* _Exercise details_
Scan the material for the word "родному", and copy each line where it shows up.

☆ ☆ ☆ ☆

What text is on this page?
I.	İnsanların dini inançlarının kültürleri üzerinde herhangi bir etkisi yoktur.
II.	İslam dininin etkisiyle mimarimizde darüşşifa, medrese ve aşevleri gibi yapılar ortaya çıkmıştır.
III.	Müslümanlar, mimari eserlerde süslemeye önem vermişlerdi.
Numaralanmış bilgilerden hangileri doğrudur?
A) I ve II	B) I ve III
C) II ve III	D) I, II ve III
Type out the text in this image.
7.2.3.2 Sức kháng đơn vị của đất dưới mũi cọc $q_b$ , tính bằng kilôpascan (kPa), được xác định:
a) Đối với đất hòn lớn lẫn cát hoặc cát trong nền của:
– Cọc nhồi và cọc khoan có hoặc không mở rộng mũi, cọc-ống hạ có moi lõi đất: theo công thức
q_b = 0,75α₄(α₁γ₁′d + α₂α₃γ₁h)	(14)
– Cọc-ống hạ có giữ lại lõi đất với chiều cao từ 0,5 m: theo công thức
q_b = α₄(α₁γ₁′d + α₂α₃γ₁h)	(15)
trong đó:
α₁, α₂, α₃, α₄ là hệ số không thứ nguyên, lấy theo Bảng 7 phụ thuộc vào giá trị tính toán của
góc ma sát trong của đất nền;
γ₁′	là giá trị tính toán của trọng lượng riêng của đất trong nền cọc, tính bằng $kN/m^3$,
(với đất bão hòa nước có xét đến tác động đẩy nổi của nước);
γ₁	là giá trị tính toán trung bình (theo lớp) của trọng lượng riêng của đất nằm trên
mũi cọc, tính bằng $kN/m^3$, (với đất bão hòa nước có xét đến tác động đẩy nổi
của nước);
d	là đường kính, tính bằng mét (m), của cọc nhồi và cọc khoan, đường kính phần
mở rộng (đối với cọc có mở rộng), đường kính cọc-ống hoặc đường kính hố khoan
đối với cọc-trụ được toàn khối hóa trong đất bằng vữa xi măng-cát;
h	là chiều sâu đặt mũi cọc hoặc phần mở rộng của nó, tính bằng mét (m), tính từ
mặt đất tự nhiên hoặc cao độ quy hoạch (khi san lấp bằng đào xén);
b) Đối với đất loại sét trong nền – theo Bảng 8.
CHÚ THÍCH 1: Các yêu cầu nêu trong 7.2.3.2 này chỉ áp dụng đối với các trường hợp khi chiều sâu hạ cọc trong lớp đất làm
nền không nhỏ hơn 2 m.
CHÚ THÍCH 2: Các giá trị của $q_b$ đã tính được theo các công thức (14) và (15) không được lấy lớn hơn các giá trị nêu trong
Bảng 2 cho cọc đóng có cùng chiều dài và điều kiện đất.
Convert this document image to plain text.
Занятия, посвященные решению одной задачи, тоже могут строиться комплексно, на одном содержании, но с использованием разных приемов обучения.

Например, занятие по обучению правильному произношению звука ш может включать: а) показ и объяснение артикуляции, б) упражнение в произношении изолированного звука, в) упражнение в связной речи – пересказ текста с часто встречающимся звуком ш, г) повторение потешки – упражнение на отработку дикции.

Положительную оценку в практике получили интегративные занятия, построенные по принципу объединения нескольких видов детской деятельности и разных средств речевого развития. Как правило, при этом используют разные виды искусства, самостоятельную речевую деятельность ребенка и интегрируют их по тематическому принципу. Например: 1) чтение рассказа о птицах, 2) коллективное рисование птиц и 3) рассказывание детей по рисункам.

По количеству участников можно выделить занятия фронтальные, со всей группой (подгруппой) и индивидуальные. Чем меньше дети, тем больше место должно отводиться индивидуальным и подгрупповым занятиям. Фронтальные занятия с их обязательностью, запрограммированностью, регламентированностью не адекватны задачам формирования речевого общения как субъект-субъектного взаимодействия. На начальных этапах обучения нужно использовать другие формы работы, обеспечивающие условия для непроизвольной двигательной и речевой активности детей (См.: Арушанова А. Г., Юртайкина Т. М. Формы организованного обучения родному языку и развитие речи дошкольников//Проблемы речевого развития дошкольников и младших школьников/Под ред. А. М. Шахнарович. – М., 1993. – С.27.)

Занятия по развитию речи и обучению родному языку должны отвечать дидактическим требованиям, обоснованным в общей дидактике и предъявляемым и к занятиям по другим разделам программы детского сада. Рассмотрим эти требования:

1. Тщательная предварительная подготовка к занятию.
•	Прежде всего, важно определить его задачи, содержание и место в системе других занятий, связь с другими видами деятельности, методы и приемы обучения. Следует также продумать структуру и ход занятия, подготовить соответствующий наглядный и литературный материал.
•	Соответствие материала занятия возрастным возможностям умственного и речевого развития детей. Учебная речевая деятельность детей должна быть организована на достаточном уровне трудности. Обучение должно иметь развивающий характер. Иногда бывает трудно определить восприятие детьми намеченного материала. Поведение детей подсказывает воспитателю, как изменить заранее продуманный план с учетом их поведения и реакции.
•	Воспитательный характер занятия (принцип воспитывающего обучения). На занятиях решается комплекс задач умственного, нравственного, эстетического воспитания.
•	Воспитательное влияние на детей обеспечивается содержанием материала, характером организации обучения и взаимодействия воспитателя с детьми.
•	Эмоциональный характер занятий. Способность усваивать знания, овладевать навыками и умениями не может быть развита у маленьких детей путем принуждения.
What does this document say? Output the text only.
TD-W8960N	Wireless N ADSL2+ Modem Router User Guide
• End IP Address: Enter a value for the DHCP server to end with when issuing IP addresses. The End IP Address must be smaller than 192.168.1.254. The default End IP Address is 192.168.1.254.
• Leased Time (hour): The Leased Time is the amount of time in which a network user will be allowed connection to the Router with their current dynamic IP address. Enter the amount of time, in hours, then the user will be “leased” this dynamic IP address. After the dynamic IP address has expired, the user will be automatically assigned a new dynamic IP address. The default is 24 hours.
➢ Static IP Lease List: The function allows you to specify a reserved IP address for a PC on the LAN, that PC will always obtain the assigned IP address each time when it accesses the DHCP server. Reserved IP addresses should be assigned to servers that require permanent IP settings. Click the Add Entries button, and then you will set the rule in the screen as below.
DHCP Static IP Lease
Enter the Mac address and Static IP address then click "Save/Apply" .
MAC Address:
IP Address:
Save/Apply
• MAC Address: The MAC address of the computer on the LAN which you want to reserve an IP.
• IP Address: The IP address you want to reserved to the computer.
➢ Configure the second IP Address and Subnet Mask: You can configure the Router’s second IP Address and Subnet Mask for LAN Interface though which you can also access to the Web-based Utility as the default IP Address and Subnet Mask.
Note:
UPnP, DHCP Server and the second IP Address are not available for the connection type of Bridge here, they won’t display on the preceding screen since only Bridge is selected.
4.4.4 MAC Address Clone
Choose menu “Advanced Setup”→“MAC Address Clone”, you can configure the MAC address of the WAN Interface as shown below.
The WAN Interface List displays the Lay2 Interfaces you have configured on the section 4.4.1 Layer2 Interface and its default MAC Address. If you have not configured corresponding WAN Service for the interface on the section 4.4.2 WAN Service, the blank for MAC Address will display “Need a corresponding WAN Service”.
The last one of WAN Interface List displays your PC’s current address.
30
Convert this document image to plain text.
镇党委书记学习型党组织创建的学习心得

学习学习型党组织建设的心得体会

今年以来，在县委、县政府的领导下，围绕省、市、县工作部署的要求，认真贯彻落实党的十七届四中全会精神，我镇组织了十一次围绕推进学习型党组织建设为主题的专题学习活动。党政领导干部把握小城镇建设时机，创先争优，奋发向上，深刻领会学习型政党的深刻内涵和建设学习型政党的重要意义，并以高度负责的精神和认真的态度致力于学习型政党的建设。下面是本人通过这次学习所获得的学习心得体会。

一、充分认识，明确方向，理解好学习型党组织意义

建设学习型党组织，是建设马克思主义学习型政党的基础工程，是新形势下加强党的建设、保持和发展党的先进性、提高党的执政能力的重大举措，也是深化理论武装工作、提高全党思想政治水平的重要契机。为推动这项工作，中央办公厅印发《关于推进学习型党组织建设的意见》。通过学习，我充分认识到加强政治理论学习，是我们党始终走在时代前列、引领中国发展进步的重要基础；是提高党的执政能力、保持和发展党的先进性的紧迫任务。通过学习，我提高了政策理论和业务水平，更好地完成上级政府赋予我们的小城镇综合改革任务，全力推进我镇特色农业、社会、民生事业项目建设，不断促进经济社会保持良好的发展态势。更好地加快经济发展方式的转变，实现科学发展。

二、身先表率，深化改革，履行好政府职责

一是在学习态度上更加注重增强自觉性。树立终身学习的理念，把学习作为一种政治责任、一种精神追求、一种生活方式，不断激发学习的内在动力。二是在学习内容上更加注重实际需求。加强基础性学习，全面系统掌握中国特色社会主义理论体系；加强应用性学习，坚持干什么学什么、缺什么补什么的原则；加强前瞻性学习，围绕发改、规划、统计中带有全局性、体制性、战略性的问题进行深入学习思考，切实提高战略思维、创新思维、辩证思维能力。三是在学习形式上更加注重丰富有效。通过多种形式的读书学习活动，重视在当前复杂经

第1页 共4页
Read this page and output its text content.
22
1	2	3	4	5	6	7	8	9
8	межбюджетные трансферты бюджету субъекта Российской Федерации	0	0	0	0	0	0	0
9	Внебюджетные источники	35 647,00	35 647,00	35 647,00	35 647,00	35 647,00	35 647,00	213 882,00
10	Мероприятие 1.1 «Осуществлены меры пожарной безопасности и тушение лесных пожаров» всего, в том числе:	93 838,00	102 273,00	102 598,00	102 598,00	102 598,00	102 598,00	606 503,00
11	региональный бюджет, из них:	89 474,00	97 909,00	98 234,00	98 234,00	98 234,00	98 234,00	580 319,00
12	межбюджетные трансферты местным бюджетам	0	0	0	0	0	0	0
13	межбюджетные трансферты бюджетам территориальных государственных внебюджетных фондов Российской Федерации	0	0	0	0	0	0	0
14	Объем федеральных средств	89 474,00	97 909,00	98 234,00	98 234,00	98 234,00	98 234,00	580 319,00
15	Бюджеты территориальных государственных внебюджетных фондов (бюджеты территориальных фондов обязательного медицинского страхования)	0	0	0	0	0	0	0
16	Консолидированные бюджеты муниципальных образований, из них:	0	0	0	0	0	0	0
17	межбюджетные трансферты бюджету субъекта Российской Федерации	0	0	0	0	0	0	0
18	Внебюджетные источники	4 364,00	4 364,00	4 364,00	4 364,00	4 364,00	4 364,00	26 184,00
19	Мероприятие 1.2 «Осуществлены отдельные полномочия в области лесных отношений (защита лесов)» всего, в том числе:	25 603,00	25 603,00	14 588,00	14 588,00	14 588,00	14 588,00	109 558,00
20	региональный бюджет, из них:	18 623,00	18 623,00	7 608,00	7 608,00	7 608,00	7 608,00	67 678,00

☆ ☆ ☆ ☆

* _Correct response_
По количеству участников можно выделить занятия фронтальные, со всей группой (подгруппой) и индивидуальные. Чем меньше дети, тем больше место должно отводиться индивидуальным и подгрупповым занятиям. Фронтальные занятия с их обязательностью, запрограммированностью, регламентированностью не адекватны задачам формирования речевого общения как субъект-субъектного взаимодействия. На начальных этапах обучения нужно использовать другие формы работы, обеспечивающие условия для непроизвольной двигательной и речевой активности детей (См.: Арушанова А. Г., Юртайкина Т. М. Формы организованного обучения родному языку и развитие речи дошкольников//Проблемы речевого развития дошкольников и младших школьников/Под ред. А. М. Шахнарович. – М., 1993. – С.27.)
Занятия по развитию речи и обучению родному языку должны отвечать дидактическим требованиям, обоснованным в общей дидактике и предъявляемым и к занятиям по другим разделам программы детского сада. Рассмотрим эти требования:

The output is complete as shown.